Do this: Every record below is to be retyped exactly.

Provided material:
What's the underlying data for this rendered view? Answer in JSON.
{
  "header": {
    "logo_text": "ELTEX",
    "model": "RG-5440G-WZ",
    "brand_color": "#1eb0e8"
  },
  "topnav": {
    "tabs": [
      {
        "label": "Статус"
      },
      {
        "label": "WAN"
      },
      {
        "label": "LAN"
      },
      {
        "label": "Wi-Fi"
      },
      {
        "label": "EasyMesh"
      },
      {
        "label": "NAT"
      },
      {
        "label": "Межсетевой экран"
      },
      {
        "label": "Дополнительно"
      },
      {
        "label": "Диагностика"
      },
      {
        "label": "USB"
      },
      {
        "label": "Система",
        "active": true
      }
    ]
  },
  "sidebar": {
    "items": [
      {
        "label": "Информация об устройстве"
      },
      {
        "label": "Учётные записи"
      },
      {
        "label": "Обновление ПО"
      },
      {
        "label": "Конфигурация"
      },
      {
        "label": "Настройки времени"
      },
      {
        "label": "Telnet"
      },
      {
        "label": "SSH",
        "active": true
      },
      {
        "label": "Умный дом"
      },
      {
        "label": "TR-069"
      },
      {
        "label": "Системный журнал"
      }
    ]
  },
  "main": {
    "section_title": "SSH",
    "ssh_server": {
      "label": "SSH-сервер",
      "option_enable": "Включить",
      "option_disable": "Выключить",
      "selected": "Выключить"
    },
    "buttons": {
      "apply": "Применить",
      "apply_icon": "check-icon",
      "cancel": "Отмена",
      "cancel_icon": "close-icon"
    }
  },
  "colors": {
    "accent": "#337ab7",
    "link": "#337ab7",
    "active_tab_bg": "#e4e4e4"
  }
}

The reply:
What's the underlying data for this rendered view? Answer in JSON.
{
  "header": {
    "logo_text": "ELTEX",
    "model": "RG-5440G-WZ",
    "brand_color": "#1eb0e8"
  },
  "topnav": {
    "tabs": [
      {
        "label": "Статус"
      },
      {
        "label": "WAN"
      },
      {
        "label": "LAN"
      },
      {
        "label": "Wi-Fi"
      },
      {
        "label": "EasyMesh"
      },
      {
        "label": "NAT"
      },
      {
        "label": "Межсетевой экран"
      },
      {
        "label": "Дополнительно"
      },
      {
        "label": "Диагностика"
      },
      {
        "label": "USB"
      },
      {
        "label": "Система",
        "active": true
      }
    ]
  },
  "sidebar": {
    "items": [
      {
        "label": "Информация об устройстве"
      },
      {
        "label": "Учётные записи"
      },
      {
        "label": "Обновление ПО"
      },
      {
        "label": "Конфигурация"
      },
      {
        "label": "Настройки времени"
      },
      {
        "label": "Telnet"
      },
      {
        "label": "SSH",
        "active": true
      },
      {
        "label": "Умный дом"
      },
      {
        "label": "TR-069"
      },
      {
        "label": "Системный журнал"
      }
    ]
  },
  "main": {
    "section_title": "SSH",
    "ssh_server": {
      "label": "SSH-сервер",
      "option_enable": "Включить",
      "option_disable": "Выключить",
      "selected": "Выключить"
    },
    "buttons": {
      "apply": "Применить",
      "apply_icon": "check-icon",
      "cancel": "Отмена",
      "cancel_icon": "close-icon"
    }
  },
  "colors": {
    "accent": "#337ab7",
    "link": "#337ab7",
    "active_tab_bg": "#e4e4e4"
  }
}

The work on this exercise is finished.